■ Exercise task ■
Select and copy out every line in the records containing "Without".

-------- Entries

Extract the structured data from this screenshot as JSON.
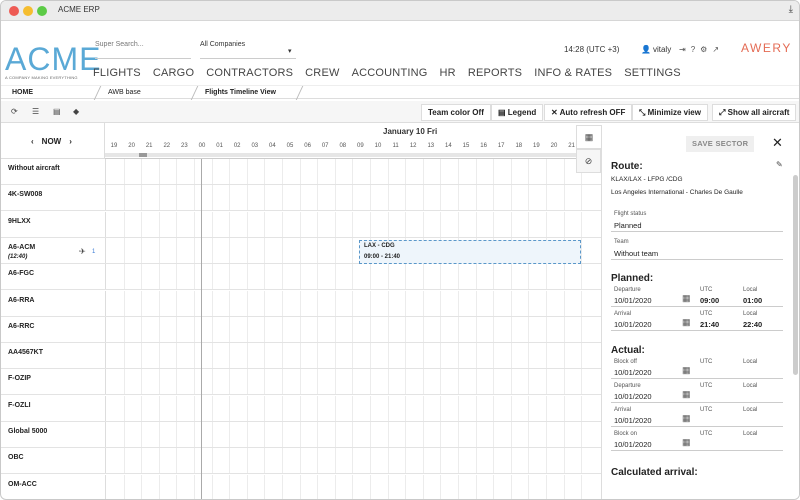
{
  "window": {
    "title": "ACME ERP"
  },
  "header": {
    "logo": "ACME",
    "logo_tag": "A COMPANY MAKING EVERYTHING",
    "search_placeholder": "Super Search...",
    "company_select": "All Companies",
    "time": "14:28 (UTC +3)",
    "user": "vitaly",
    "brand": "AWERY",
    "nav": [
      "FLIGHTS",
      "CARGO",
      "CONTRACTORS",
      "CREW",
      "ACCOUNTING",
      "HR",
      "REPORTS",
      "INFO & RATES",
      "SETTINGS"
    ]
  },
  "breadcrumbs": [
    "HOME",
    "AWB base",
    "Flights Timeline View"
  ],
  "toolbar": {
    "team_color": "Team color Off",
    "legend": "Legend",
    "auto_refresh": "Auto refresh OFF",
    "minimize": "Minimize view",
    "show_all": "Show all aircraft"
  },
  "timeline": {
    "now_label": "NOW",
    "date": "January 10 Fri",
    "hours": [
      "19",
      "20",
      "21",
      "22",
      "23",
      "00",
      "01",
      "02",
      "03",
      "04",
      "05",
      "06",
      "07",
      "08",
      "09",
      "10",
      "11",
      "12",
      "13",
      "14",
      "15",
      "16",
      "17",
      "18",
      "19",
      "20",
      "21"
    ],
    "rows": [
      {
        "label": "Without aircraft",
        "sub": ""
      },
      {
        "label": "4K-SW008",
        "sub": ""
      },
      {
        "label": "9HLXX",
        "sub": ""
      },
      {
        "label": "A6-ACM",
        "sub": "(12:40)",
        "count": "1"
      },
      {
        "label": "A6-FGC",
        "sub": ""
      },
      {
        "label": "A6-RRA",
        "sub": ""
      },
      {
        "label": "A6-RRC",
        "sub": ""
      },
      {
        "label": "AA4567KT",
        "sub": ""
      },
      {
        "label": "F-OZIP",
        "sub": ""
      },
      {
        "label": "F-OZLI",
        "sub": ""
      },
      {
        "label": "Global 5000",
        "sub": ""
      },
      {
        "label": "OBC",
        "sub": ""
      },
      {
        "label": "OM-ACC",
        "sub": ""
      }
    ],
    "flight": {
      "route": "LAX - CDG",
      "times": "09:00 - 21:40"
    }
  },
  "panel": {
    "save_label": "SAVE SECTOR",
    "route_title": "Route:",
    "route_codes": "KLAX/LAX - LFPG /CDG",
    "route_names": "Los Angeles International - Charles De Gaulle",
    "flight_status_label": "Flight status",
    "flight_status": "Planned",
    "team_label": "Team",
    "team": "Without team",
    "planned_title": "Planned:",
    "actual_title": "Actual:",
    "calc_title": "Calculated arrival:",
    "utc_label": "UTC",
    "local_label": "Local",
    "planned": [
      {
        "label": "Departure",
        "date": "10/01/2020",
        "utc": "09:00",
        "local": "01:00"
      },
      {
        "label": "Arrival",
        "date": "10/01/2020",
        "utc": "21:40",
        "local": "22:40"
      }
    ],
    "actual": [
      {
        "label": "Block off",
        "date": "10/01/2020"
      },
      {
        "label": "Departure",
        "date": "10/01/2020"
      },
      {
        "label": "Arrival",
        "date": "10/01/2020"
      },
      {
        "label": "Block on",
        "date": "10/01/2020"
      }
    ]
  }
}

----------------

■ Exercise solution ■
        "label": "Without aircraft",
    "team": "Without team",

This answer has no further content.